▼

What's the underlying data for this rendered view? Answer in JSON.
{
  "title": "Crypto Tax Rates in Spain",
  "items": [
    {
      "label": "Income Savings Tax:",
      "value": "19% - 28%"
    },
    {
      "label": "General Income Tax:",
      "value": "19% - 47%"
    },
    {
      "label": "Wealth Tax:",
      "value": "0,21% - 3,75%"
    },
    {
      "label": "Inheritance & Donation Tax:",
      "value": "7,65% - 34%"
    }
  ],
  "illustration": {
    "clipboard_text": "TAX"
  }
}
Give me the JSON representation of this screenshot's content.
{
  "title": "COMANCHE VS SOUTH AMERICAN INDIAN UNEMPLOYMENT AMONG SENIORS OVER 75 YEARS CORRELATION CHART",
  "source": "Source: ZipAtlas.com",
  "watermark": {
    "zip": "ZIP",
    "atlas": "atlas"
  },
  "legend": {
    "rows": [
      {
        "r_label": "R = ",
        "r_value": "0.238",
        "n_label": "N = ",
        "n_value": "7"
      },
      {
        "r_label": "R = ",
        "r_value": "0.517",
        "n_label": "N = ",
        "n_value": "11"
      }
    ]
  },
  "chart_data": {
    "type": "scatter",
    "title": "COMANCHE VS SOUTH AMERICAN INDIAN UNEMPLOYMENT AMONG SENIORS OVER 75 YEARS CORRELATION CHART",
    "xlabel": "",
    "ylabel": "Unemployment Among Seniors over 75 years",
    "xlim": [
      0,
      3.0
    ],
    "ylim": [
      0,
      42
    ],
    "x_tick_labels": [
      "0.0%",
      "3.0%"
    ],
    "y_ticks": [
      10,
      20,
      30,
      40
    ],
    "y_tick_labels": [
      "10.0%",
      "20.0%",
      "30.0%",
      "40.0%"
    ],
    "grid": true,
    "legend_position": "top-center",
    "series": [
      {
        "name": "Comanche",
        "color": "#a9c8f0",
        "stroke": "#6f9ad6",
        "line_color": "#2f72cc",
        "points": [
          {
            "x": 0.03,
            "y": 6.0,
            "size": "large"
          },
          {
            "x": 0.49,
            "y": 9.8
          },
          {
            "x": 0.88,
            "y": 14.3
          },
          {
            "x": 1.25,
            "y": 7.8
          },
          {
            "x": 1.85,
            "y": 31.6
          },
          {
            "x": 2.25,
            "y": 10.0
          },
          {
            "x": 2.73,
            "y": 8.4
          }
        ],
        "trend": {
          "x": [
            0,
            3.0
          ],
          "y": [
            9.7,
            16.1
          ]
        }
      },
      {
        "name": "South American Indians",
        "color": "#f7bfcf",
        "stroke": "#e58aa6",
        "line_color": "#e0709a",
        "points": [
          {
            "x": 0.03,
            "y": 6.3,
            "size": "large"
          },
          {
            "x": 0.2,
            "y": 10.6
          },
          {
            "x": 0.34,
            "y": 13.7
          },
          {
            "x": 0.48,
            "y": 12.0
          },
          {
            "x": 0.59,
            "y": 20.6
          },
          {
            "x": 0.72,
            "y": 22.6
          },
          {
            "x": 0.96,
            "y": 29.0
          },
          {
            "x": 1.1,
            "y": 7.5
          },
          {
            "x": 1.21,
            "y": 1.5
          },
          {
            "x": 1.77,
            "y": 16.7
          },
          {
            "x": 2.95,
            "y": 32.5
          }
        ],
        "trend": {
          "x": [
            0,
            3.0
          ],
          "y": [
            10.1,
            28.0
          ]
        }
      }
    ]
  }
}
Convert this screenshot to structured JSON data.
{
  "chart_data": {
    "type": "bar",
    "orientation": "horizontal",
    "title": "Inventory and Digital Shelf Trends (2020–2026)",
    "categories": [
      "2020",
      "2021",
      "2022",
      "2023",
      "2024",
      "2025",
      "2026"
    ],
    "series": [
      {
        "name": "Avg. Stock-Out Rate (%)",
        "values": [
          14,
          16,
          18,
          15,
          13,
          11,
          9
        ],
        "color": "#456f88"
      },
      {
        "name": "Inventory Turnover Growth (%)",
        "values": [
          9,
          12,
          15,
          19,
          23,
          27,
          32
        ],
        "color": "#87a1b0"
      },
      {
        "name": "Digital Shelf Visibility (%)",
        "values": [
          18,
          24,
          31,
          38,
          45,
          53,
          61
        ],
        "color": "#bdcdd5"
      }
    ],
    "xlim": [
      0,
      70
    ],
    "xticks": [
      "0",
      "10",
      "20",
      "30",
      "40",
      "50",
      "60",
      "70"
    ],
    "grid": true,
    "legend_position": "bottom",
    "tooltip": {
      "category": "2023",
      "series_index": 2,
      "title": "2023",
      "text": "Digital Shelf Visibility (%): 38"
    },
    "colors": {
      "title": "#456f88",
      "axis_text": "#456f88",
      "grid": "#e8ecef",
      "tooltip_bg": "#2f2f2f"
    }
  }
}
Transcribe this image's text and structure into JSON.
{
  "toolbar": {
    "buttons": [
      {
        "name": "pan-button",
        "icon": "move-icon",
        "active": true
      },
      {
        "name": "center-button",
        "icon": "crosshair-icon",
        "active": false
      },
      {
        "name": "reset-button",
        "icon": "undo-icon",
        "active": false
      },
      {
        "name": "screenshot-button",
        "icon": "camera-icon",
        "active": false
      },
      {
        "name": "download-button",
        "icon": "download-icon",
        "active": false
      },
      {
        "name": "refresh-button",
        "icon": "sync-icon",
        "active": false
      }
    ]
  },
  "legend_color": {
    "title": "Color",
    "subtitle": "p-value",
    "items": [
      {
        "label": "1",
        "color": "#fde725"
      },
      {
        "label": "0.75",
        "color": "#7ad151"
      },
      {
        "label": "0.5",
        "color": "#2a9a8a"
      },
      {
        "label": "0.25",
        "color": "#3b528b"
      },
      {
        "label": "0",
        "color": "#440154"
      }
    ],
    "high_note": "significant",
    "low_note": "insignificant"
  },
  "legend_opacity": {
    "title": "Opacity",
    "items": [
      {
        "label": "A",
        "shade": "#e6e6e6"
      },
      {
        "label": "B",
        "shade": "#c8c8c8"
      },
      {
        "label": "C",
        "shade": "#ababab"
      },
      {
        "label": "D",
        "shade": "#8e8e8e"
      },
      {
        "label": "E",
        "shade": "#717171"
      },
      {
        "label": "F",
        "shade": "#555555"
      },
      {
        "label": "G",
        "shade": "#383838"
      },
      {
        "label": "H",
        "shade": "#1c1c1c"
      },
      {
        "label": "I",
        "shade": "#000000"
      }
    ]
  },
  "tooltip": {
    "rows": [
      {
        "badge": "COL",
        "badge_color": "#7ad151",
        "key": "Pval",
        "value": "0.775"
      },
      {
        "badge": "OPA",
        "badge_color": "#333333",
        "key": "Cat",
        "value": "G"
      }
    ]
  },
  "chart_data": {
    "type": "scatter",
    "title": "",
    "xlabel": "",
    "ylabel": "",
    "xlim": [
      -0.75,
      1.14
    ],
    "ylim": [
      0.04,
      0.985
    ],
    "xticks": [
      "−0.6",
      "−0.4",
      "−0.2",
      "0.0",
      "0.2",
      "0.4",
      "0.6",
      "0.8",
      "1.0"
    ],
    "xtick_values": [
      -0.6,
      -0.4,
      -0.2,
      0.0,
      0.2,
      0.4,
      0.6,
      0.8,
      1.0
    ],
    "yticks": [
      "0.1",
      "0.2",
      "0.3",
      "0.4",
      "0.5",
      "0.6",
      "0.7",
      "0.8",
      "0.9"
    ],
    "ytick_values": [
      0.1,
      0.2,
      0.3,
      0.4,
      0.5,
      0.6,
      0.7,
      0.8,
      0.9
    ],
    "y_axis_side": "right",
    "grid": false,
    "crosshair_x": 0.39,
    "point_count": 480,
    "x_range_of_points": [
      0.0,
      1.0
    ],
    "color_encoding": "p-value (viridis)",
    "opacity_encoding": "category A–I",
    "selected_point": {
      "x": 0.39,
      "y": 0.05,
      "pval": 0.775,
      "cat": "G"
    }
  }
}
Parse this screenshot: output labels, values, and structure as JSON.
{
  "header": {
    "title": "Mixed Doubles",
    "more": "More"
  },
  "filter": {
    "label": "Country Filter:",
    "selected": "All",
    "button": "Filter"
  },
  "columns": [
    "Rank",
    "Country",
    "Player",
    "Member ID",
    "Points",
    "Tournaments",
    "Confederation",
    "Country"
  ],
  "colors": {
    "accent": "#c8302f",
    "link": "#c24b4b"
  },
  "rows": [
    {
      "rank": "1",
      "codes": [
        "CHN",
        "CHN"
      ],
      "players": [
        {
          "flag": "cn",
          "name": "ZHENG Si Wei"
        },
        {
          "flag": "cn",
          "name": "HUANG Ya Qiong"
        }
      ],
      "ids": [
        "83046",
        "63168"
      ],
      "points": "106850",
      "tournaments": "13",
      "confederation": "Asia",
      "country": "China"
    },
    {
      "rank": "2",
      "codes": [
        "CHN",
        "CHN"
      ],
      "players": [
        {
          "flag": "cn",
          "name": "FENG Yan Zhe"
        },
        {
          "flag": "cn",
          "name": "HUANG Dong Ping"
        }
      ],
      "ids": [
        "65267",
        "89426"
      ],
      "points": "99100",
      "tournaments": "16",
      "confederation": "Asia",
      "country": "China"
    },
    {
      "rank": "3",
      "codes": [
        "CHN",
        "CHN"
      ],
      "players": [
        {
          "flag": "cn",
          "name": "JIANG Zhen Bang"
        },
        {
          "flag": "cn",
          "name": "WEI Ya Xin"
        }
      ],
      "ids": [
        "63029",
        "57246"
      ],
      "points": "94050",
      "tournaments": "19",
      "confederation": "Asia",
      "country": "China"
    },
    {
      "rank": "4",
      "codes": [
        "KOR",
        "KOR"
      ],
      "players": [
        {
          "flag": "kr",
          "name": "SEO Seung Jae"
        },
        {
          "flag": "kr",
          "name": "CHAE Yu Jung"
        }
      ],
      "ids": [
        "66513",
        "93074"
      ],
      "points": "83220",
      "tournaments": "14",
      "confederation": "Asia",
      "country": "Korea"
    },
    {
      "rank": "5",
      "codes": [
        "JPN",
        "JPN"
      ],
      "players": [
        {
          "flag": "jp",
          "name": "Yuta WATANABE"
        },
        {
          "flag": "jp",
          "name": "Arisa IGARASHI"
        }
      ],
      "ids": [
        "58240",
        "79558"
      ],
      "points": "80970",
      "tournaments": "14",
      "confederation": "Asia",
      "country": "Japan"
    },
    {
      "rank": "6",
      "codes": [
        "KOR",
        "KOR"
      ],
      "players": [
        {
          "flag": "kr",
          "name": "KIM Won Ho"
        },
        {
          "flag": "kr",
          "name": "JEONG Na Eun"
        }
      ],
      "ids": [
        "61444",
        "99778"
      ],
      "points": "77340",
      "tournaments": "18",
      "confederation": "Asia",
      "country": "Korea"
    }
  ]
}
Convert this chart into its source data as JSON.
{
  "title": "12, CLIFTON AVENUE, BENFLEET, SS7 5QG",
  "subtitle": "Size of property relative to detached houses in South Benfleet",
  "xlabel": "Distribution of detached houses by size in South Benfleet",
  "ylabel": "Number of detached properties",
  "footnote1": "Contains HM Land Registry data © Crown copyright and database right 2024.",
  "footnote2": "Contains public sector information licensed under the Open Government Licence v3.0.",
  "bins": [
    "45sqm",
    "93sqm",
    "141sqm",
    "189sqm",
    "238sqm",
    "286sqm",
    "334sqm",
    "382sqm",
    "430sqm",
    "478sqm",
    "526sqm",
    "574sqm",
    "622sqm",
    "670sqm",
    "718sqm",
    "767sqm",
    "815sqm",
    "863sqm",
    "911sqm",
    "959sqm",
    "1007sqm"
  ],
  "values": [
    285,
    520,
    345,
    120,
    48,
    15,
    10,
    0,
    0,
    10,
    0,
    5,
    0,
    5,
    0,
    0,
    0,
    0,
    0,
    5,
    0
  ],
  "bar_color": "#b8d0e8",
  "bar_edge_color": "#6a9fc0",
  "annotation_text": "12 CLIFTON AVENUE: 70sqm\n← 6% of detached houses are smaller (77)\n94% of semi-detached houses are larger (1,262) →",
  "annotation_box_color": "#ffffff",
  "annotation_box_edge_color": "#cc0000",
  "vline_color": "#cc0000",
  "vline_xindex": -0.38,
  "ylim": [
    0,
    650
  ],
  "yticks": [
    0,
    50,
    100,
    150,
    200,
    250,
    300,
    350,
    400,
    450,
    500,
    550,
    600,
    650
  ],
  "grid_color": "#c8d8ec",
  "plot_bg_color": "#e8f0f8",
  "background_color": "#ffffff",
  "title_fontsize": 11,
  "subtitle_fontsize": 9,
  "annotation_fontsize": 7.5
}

▲

* **Goal of the exercise**: Some lines of the data may hold the word "ffffff". Say how many do, with nothing else.

* **Answer to the problem**: 2